§ Instructions to follow: Using the records below, report how many lines hold "RODASER", with no extra text.

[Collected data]
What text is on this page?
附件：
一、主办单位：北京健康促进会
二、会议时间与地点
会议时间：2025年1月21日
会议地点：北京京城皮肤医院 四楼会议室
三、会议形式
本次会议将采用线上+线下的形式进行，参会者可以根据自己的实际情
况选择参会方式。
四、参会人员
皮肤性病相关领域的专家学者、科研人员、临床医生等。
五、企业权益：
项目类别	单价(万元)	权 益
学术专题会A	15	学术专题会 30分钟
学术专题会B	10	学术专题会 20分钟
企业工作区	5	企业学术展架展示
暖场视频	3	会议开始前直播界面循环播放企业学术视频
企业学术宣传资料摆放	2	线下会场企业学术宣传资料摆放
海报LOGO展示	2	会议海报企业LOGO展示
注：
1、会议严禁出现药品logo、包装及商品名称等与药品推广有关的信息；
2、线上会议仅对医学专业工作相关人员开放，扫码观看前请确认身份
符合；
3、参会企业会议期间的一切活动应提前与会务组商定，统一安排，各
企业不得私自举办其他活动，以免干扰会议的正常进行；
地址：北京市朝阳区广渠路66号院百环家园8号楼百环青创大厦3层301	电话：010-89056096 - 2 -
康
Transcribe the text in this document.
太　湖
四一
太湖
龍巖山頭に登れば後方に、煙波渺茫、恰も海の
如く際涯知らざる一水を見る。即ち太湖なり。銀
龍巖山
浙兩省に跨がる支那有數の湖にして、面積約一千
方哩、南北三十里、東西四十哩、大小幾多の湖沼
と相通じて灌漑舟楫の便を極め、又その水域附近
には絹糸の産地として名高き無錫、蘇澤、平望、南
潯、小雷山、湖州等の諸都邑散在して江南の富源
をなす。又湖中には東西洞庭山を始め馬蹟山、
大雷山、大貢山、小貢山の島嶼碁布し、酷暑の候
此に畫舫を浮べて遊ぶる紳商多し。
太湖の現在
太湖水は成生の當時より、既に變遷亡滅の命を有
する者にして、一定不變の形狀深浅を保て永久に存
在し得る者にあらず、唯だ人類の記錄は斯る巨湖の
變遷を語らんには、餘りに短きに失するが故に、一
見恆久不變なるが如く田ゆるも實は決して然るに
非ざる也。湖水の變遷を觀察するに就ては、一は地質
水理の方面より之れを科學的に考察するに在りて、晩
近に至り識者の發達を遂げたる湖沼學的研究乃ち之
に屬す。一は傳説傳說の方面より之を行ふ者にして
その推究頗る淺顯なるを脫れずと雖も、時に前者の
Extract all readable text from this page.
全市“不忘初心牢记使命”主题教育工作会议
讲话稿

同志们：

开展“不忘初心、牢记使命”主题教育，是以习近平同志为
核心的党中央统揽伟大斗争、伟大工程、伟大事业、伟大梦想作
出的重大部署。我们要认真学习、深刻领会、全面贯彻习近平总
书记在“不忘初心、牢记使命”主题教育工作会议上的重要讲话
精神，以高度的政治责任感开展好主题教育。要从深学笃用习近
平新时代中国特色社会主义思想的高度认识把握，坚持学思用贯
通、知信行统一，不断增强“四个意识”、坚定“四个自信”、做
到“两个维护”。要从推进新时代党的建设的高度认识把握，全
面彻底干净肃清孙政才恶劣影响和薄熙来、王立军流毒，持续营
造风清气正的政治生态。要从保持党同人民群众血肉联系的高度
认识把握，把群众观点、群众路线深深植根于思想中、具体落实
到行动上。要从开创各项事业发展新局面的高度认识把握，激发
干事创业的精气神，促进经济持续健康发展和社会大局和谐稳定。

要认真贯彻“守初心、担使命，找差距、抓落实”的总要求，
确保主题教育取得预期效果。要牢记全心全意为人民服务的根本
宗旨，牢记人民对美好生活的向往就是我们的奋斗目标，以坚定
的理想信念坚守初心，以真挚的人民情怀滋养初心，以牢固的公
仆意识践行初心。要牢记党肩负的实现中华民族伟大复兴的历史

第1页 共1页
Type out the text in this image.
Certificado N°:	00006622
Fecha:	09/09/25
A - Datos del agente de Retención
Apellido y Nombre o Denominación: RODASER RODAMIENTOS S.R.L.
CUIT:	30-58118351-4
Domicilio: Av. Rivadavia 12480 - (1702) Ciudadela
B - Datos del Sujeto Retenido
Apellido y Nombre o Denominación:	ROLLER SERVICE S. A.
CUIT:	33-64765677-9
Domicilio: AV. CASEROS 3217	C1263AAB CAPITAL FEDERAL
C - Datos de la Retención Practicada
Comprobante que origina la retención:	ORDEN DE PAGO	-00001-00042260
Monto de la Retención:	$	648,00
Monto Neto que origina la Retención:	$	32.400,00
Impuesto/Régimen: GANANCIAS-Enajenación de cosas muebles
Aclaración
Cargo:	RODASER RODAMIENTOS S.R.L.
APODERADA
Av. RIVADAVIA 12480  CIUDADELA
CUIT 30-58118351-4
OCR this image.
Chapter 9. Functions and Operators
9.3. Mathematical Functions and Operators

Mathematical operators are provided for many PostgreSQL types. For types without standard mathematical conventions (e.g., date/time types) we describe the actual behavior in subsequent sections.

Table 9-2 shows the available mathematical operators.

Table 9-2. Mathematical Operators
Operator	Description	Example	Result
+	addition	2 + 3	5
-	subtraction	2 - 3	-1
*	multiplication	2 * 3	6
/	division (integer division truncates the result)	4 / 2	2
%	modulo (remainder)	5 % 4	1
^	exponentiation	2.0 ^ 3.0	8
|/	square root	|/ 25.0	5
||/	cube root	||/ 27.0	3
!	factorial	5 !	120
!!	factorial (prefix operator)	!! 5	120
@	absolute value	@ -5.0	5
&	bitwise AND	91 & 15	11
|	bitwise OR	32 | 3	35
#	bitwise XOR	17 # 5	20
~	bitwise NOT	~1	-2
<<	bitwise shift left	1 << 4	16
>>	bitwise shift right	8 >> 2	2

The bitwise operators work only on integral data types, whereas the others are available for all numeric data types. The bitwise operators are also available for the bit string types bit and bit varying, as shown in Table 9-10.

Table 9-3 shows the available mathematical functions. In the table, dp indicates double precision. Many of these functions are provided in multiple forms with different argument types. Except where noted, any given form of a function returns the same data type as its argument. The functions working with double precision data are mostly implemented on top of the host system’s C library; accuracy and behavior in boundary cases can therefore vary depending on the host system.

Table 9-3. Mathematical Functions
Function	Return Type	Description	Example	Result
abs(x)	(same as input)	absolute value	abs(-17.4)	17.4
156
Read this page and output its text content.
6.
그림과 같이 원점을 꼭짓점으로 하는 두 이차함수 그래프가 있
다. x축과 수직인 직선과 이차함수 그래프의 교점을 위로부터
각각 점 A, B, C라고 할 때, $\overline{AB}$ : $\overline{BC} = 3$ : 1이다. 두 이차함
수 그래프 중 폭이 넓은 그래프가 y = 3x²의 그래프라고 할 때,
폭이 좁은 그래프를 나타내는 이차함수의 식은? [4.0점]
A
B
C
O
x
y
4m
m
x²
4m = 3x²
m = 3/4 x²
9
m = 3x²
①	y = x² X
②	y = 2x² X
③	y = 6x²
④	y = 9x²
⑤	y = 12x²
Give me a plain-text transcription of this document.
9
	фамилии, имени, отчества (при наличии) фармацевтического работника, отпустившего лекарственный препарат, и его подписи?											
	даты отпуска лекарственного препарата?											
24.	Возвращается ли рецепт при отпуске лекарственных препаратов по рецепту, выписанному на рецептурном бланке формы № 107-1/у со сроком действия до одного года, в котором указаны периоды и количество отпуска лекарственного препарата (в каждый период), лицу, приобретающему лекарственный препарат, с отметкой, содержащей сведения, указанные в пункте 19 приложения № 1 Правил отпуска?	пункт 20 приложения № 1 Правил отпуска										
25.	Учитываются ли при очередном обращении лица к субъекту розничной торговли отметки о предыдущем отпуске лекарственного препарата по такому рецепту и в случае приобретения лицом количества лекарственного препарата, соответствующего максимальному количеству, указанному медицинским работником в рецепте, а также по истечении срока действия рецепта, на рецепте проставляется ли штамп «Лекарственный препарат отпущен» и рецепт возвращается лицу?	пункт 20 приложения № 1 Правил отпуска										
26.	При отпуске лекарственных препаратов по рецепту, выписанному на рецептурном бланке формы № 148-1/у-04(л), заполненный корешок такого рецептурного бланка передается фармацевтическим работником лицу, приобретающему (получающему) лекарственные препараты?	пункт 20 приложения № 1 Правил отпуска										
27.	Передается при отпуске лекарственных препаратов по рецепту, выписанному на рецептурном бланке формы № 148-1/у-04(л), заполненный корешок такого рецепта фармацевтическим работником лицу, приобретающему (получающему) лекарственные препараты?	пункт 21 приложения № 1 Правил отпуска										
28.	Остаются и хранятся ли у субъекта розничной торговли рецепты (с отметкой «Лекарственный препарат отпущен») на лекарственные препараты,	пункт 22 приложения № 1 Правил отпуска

§ Finished answer: 2